> **Work to complete**
Begin at the line with "Decode this image" and output every line through the end of the records, exactly as given. Omit pictures.

Records from a collection of figures
------------

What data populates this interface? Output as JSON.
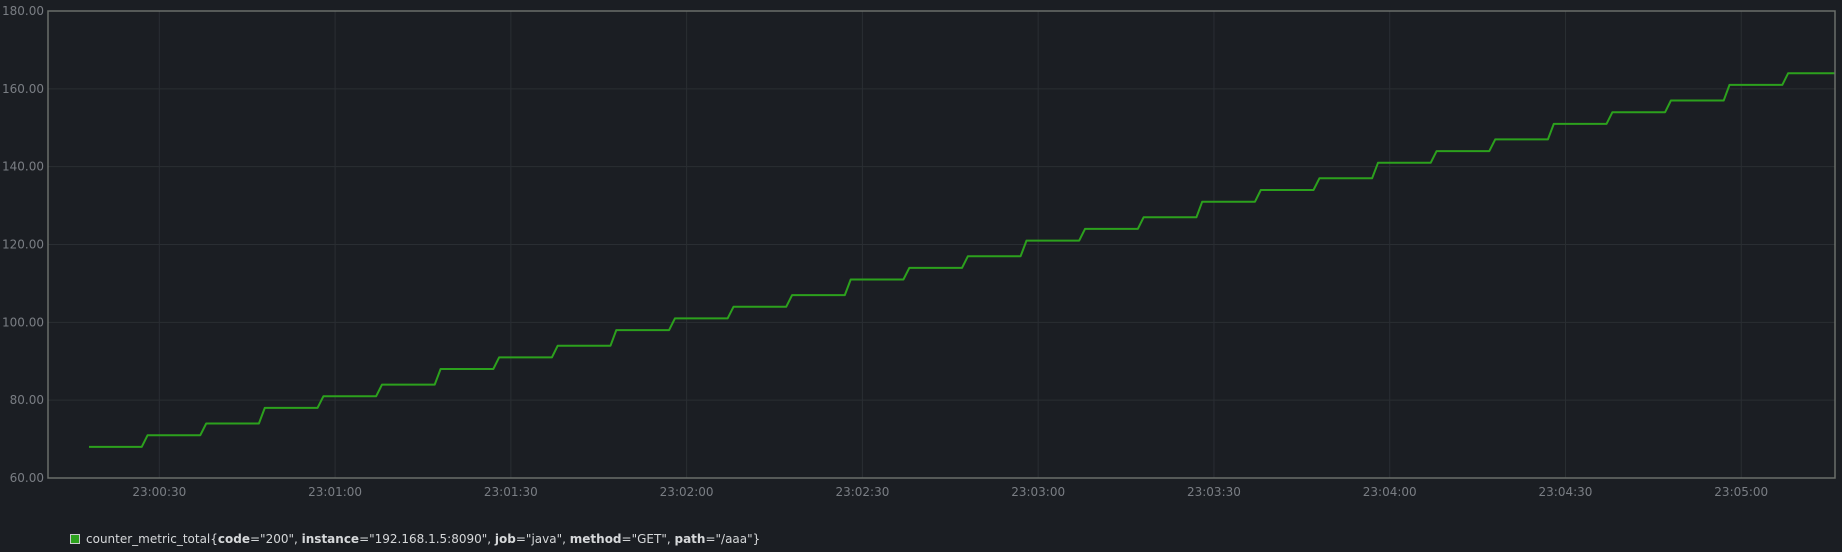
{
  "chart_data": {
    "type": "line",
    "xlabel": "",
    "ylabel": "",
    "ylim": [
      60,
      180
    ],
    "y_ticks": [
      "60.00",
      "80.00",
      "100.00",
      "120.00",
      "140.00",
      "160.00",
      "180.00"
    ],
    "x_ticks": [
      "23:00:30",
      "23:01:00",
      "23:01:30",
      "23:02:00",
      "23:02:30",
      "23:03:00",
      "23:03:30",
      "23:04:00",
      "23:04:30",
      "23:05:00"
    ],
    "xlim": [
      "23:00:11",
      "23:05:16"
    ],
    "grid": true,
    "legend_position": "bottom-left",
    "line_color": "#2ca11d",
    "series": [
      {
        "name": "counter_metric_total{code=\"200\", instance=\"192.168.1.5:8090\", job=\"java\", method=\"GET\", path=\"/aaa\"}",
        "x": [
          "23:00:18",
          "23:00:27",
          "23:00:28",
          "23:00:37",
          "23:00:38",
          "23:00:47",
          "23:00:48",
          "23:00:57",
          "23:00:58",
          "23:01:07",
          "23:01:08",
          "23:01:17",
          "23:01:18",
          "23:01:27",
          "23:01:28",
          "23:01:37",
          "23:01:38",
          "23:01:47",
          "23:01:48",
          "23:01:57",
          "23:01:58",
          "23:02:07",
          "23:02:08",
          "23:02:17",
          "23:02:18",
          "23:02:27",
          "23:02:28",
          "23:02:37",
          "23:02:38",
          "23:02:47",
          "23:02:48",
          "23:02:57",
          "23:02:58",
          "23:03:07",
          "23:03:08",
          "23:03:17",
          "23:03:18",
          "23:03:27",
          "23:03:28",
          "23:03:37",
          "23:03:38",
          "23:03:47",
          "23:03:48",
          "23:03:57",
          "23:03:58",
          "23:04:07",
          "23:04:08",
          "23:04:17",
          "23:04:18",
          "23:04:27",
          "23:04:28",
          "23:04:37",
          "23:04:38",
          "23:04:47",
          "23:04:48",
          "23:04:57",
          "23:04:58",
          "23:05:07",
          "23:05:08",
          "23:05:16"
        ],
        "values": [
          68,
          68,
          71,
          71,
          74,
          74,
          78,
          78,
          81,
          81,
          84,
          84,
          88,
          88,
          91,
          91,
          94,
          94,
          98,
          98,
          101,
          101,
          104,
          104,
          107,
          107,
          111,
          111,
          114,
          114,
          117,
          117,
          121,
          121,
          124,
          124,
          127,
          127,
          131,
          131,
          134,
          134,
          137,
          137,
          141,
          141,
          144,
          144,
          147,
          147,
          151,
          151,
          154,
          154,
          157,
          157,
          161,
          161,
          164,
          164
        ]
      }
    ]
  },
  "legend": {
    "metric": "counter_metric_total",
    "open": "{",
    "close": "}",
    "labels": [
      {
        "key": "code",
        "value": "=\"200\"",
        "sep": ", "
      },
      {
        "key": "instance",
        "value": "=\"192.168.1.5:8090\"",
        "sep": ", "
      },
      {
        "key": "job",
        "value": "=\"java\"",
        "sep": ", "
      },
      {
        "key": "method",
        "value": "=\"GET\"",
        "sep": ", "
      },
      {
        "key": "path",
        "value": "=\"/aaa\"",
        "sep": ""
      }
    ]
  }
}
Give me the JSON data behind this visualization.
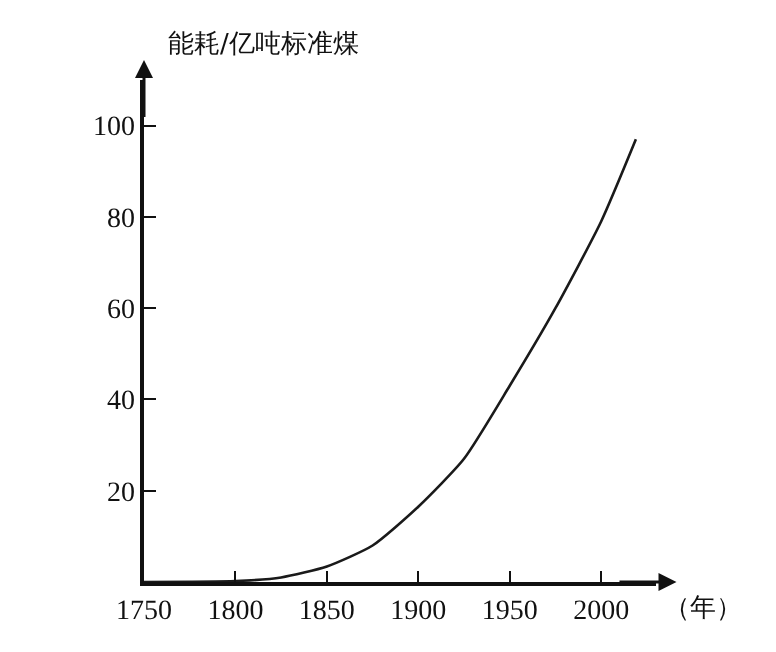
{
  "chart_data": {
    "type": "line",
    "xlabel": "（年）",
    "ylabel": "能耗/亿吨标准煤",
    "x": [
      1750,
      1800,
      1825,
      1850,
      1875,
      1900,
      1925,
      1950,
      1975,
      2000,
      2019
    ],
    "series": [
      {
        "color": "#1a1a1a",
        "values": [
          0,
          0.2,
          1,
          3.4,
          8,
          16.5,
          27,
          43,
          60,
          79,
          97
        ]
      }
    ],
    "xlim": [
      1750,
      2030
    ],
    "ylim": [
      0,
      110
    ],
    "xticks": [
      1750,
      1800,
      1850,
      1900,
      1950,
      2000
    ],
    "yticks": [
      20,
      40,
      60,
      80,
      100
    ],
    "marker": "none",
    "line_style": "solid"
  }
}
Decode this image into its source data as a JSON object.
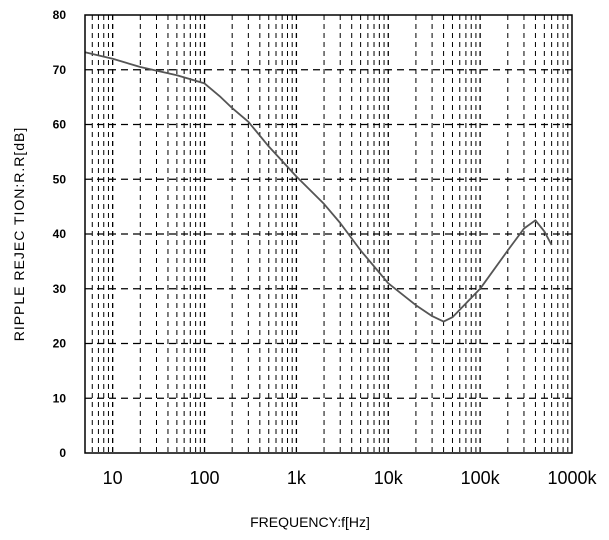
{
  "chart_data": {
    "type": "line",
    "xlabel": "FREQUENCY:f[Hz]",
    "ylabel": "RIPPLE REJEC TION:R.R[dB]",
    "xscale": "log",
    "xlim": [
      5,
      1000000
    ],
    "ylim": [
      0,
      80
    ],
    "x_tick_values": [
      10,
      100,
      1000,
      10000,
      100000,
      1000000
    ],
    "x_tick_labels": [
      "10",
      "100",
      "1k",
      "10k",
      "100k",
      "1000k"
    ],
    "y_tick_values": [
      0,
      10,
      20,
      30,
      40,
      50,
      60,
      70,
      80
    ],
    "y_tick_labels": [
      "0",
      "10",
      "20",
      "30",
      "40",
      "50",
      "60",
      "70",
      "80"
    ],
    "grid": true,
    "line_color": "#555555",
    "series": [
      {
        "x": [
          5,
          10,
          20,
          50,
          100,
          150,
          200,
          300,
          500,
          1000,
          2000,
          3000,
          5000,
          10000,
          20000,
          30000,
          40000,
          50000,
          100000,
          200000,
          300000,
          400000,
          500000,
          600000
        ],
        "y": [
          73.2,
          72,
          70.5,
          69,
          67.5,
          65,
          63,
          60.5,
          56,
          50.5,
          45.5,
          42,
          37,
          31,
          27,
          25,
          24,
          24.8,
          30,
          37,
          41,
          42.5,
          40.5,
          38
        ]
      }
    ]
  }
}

------------

> **Exercise result**
Decode this image into its source data as a JSON object.
{
  "chart_data": {
    "type": "line",
    "xlabel": "FREQUENCY:f[Hz]",
    "ylabel": "RIPPLE REJEC TION:R.R[dB]",
    "xscale": "log",
    "xlim": [
      5,
      1000000
    ],
    "ylim": [
      0,
      80
    ],
    "x_tick_values": [
      10,
      100,
      1000,
      10000,
      100000,
      1000000
    ],
    "x_tick_labels": [
      "10",
      "100",
      "1k",
      "10k",
      "100k",
      "1000k"
    ],
    "y_tick_values": [
      0,
      10,
      20,
      30,
      40,
      50,
      60,
      70,
      80
    ],
    "y_tick_labels": [
      "0",
      "10",
      "20",
      "30",
      "40",
      "50",
      "60",
      "70",
      "80"
    ],
    "grid": true,
    "line_color": "#555555",
    "series": [
      {
        "x": [
          5,
          10,
          20,
          50,
          100,
          150,
          200,
          300,
          500,
          1000,
          2000,
          3000,
          5000,
          10000,
          20000,
          30000,
          40000,
          50000,
          100000,
          200000,
          300000,
          400000,
          500000,
          600000
        ],
        "y": [
          73.2,
          72,
          70.5,
          69,
          67.5,
          65,
          63,
          60.5,
          56,
          50.5,
          45.5,
          42,
          37,
          31,
          27,
          25,
          24,
          24.8,
          30,
          37,
          41,
          42.5,
          40.5,
          38
        ]
      }
    ]
  }
}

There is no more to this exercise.